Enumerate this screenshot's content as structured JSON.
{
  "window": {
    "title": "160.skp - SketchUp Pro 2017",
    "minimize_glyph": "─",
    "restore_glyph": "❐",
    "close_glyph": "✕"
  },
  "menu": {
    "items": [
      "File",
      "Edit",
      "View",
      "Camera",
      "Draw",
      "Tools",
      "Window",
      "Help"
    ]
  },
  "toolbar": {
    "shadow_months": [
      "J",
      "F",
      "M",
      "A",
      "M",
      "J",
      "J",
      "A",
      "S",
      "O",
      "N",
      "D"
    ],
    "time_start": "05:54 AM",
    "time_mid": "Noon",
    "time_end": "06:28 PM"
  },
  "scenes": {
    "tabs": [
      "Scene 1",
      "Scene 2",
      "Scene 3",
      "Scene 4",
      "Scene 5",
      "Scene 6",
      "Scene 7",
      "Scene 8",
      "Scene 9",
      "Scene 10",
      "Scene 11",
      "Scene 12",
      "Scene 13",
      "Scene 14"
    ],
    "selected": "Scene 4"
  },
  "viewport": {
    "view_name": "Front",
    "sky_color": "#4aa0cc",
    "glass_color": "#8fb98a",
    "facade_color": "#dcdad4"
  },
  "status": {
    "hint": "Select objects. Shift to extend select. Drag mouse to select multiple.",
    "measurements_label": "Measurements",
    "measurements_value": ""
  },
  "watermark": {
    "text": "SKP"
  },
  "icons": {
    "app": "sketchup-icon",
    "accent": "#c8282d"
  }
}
§ §
**PROMPT:** Using the listing above, retype each line exactly.

**FINISHED TASK:**
Enumerate this screenshot's content as structured JSON.
{
  "window": {
    "title": "160.skp - SketchUp Pro 2017",
    "minimize_glyph": "─",
    "restore_glyph": "❐",
    "close_glyph": "✕"
  },
  "menu": {
    "items": [
      "File",
      "Edit",
      "View",
      "Camera",
      "Draw",
      "Tools",
      "Window",
      "Help"
    ]
  },
  "toolbar": {
    "shadow_months": [
      "J",
      "F",
      "M",
      "A",
      "M",
      "J",
      "J",
      "A",
      "S",
      "O",
      "N",
      "D"
    ],
    "time_start": "05:54 AM",
    "time_mid": "Noon",
    "time_end": "06:28 PM"
  },
  "scenes": {
    "tabs": [
      "Scene 1",
      "Scene 2",
      "Scene 3",
      "Scene 4",
      "Scene 5",
      "Scene 6",
      "Scene 7",
      "Scene 8",
      "Scene 9",
      "Scene 10",
      "Scene 11",
      "Scene 12",
      "Scene 13",
      "Scene 14"
    ],
    "selected": "Scene 4"
  },
  "viewport": {
    "view_name": "Front",
    "sky_color": "#4aa0cc",
    "glass_color": "#8fb98a",
    "facade_color": "#dcdad4"
  },
  "status": {
    "hint": "Select objects. Shift to extend select. Drag mouse to select multiple.",
    "measurements_label": "Measurements",
    "measurements_value": ""
  },
  "watermark": {
    "text": "SKP"
  },
  "icons": {
    "app": "sketchup-icon",
    "accent": "#c8282d"
  }
}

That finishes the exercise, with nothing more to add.